### Written task:
Transcribe all the entries word for word, but omit the images.
+++ Excerpted data +++
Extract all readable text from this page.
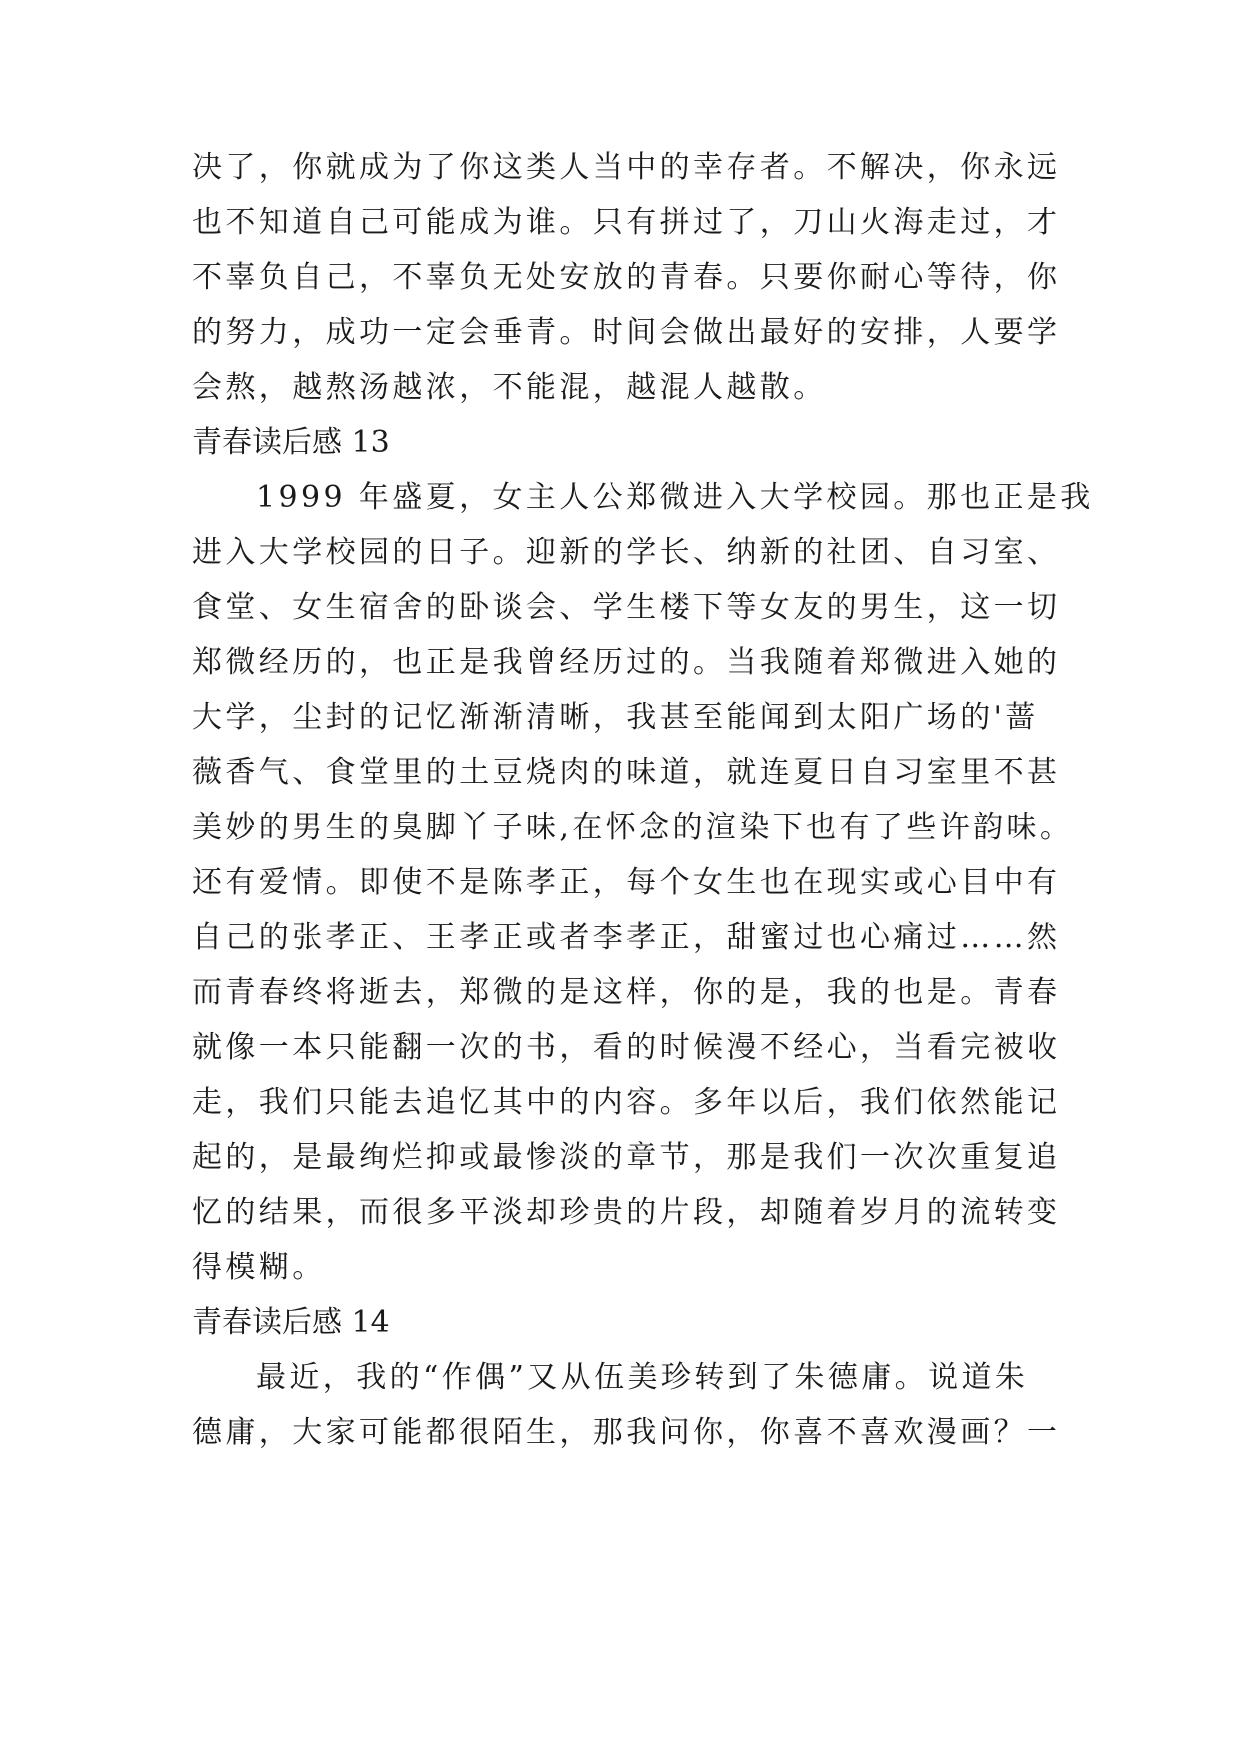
决了，你就成为了你这类人当中的幸存者。不解决，你永远
也不知道自己可能成为谁。只有拼过了，刀山火海走过，才
不辜负自己，不辜负无处安放的青春。只要你耐心等待，你
的努力，成功一定会垂青。时间会做出最好的安排，人要学
会熬，越熬汤越浓，不能混，越混人越散。
青春读后感 13
1999 年盛夏，女主人公郑微进入大学校园。那也正是我
进入大学校园的日子。迎新的学长、纳新的社团、自习室、
食堂、女生宿舍的卧谈会、学生楼下等女友的男生，这一切
郑微经历的，也正是我曾经历过的。当我随着郑微进入她的
大学，尘封的记忆渐渐清晰，我甚至能闻到太阳广场的'蔷
薇香气、食堂里的土豆烧肉的味道，就连夏日自习室里不甚
美妙的男生的臭脚丫子味,在怀念的渲染下也有了些许韵味。
还有爱情。即使不是陈孝正，每个女生也在现实或心目中有
自己的张孝正、王孝正或者李孝正，甜蜜过也心痛过……然
而青春终将逝去，郑微的是这样，你的是，我的也是。青春
就像一本只能翻一次的书，看的时候漫不经心，当看完被收
走，我们只能去追忆其中的内容。多年以后，我们依然能记
起的，是最绚烂抑或最惨淡的章节，那是我们一次次重复追
忆的结果，而很多平淡却珍贵的片段，却随着岁月的流转变
得模糊。
青春读后感 14
最近，我的“作偶”又从伍美珍转到了朱德庸。说道朱
德庸，大家可能都很陌生，那我问你，你喜不喜欢漫画？一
+++
### Problem solution:
Extract all readable text from this page.
决了，你就成为了你这类人当中的幸存者。不解决，你永远
也不知道自己可能成为谁。只有拼过了，刀山火海走过，才
不辜负自己，不辜负无处安放的青春。只要你耐心等待，你
的努力，成功一定会垂青。时间会做出最好的安排，人要学
会熬，越熬汤越浓，不能混，越混人越散。
青春读后感 13
1999 年盛夏，女主人公郑微进入大学校园。那也正是我
进入大学校园的日子。迎新的学长、纳新的社团、自习室、
食堂、女生宿舍的卧谈会、学生楼下等女友的男生，这一切
郑微经历的，也正是我曾经历过的。当我随着郑微进入她的
大学，尘封的记忆渐渐清晰，我甚至能闻到太阳广场的'蔷
薇香气、食堂里的土豆烧肉的味道，就连夏日自习室里不甚
美妙的男生的臭脚丫子味,在怀念的渲染下也有了些许韵味。
还有爱情。即使不是陈孝正，每个女生也在现实或心目中有
自己的张孝正、王孝正或者李孝正，甜蜜过也心痛过……然
而青春终将逝去，郑微的是这样，你的是，我的也是。青春
就像一本只能翻一次的书，看的时候漫不经心，当看完被收
走，我们只能去追忆其中的内容。多年以后，我们依然能记
起的，是最绚烂抑或最惨淡的章节，那是我们一次次重复追
忆的结果，而很多平淡却珍贵的片段，却随着岁月的流转变
得模糊。
青春读后感 14
最近，我的“作偶”又从伍美珍转到了朱德庸。说道朱
德庸，大家可能都很陌生，那我问你，你喜不喜欢漫画？一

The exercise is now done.